Physiology 34

甲状腺・副甲状腺
Metabolic Forge

全身の「アイドリング回転数」を決定する甲状腺と、生命の電気的スイッチであるカルシウムを守り抜く副甲状腺。エネルギーとインフラの守護者。

01

甲状腺:全身の生命トルクを上げる

甲状腺ホルモン(T3, T4)は、全身のほぼすべての細胞に直接働きかけ、基礎代謝の「基準値」を底上げします。

  • エネルギー産生のブースト: ミトコンドリアの活性を高め、酸素消費量と熱産生を劇的に引き上げます。
  • 成長と分化の促進: 幼少期には脳や骨の発育を司る、生命の「構築スピード」の決定因子です。
Thyroid Control Axis
視床下部
下垂体前葉
甲状腺
副甲状腺
標的細胞

Fig 34.1: Metabolic Control Hierarchy

SYSTEMIC FLOW & IMPACT ANALYSIS

Input Logic

寒冷刺激の受容

寒冷環境などが視床下部へ入力。熱産生の必要を感知し、甲状腺刺激ホルモン放出因子(TRH)が発出されます。

Process Logic

全細胞の燃焼加速

T3/T4が核内受容体に結合。タンパク同化と糖・脂質代謝を同時に回し、生体エネルギーの循環を加速させます。

Systemic Impact

バイタルサインの底上げ

心拍数、体温、腸管運動まで、全身の「活動リズム」が一斉に上昇。生命活動の出力を一定以上に維持します。

02

副甲状腺:カルシウムの絶対防御線

カルシウム(Ca2+)は骨の材料である以上に、神経伝達や筋肉収縮を可能にする「電気のスイッチ」です。

▶ 課題 1: 抜粋によると、副甲状腺が守るカルシウムが単なる骨の材料以上に重要とされるのはなぜか。1〜3文で説明せよ。
▶ 課題 2: 抜粋の図「Fig 34.1: Metabolic Control Hierarchy」(Thyroid Control Axis)に並ぶ構成要素をすべて、記載順に挙げよ。

▶ 入力データ:

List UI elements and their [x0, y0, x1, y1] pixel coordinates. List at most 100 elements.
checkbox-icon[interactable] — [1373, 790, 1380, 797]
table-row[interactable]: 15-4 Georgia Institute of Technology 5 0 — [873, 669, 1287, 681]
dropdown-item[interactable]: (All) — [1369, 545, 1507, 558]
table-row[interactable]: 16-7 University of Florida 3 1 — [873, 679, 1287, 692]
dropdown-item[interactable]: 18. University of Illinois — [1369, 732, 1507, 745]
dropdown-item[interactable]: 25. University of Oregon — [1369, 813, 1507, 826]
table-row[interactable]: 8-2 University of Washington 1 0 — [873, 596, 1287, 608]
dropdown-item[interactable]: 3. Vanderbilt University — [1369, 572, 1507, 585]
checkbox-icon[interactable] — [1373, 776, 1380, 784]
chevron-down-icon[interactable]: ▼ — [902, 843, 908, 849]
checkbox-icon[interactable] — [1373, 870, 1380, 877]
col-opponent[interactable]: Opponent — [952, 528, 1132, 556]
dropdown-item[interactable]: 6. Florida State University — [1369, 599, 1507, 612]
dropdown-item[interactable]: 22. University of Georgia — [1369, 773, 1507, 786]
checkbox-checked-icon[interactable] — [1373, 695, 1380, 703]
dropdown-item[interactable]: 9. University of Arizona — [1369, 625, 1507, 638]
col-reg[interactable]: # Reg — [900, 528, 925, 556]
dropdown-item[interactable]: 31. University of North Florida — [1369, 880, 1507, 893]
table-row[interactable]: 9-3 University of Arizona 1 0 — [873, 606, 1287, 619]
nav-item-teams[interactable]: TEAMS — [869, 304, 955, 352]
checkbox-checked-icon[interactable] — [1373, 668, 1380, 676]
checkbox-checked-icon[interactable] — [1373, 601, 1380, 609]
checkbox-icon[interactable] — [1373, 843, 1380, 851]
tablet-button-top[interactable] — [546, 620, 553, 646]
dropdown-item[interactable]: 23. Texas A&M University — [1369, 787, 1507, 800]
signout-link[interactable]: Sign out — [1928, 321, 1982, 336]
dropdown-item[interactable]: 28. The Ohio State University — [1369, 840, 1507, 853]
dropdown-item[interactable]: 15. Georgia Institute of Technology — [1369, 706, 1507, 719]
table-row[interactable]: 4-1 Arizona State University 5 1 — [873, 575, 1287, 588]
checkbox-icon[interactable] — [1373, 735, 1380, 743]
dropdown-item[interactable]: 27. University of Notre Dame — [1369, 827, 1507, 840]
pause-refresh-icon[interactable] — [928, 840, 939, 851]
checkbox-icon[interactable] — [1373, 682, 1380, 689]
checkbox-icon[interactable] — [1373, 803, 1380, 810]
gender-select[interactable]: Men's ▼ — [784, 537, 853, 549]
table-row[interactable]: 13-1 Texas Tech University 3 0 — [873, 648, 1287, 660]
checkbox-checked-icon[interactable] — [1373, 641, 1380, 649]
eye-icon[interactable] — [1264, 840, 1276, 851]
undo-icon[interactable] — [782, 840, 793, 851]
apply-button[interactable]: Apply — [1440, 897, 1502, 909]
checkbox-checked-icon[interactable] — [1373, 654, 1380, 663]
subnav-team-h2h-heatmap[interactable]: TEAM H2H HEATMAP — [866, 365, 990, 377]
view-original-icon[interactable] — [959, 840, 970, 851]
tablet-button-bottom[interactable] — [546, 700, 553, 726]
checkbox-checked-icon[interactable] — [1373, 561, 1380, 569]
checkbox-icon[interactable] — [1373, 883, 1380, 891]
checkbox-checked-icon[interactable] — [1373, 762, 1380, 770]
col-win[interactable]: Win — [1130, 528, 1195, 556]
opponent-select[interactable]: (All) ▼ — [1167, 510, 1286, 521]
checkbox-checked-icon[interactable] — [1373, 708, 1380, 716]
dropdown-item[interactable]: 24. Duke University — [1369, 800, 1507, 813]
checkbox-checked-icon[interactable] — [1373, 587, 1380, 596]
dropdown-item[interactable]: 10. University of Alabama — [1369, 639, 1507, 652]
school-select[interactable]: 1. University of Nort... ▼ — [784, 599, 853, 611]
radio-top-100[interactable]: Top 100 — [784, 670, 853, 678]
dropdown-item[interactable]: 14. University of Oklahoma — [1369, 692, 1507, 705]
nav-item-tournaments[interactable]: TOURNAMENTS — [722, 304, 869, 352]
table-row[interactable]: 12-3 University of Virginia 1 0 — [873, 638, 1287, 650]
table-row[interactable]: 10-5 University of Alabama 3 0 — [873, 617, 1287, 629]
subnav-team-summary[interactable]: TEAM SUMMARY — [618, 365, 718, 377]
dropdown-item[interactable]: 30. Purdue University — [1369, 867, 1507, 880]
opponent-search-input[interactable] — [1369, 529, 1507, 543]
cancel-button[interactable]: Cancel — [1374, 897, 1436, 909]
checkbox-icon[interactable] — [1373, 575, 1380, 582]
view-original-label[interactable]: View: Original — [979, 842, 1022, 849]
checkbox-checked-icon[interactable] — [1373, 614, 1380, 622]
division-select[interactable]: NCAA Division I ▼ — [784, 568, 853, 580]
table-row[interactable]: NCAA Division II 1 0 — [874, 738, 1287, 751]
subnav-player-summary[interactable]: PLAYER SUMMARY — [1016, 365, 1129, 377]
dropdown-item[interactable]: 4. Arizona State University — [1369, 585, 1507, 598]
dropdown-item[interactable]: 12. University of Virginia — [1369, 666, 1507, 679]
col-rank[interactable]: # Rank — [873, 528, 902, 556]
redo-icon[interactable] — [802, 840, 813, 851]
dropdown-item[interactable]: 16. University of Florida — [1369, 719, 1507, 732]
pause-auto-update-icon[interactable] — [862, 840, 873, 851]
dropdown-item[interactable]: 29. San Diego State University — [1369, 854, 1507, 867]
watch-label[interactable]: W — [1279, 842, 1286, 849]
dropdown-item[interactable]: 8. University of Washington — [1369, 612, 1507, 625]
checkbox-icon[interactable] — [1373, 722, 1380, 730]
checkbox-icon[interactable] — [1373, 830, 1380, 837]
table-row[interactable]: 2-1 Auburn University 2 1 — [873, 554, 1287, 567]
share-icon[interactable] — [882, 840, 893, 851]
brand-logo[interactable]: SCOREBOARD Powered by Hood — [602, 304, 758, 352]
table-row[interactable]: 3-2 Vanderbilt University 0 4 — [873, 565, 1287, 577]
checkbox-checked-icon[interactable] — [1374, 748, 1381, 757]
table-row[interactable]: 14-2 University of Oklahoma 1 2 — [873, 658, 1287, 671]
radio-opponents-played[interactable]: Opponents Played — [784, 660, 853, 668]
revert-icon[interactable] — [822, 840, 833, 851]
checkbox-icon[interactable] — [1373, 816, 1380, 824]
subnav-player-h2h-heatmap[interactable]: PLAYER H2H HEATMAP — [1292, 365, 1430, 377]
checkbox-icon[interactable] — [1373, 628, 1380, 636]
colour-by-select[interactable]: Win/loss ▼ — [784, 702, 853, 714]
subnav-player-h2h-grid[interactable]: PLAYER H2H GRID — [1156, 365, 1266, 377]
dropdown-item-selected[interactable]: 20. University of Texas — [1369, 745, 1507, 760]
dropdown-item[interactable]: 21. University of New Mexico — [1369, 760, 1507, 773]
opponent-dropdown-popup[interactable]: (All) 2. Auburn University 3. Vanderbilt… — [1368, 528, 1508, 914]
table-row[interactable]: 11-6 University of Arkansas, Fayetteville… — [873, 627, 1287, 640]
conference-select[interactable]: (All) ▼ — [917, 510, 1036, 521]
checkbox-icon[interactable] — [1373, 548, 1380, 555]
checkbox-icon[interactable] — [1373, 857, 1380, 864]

▶ 最終回答 1: カルシウムは、神経伝達や筋肉収縮を可能にする「電気のスイッチ」だからである。

▶ 最終回答 2: 視床下部、下垂体前葉、甲状腺、副甲状腺、標的細胞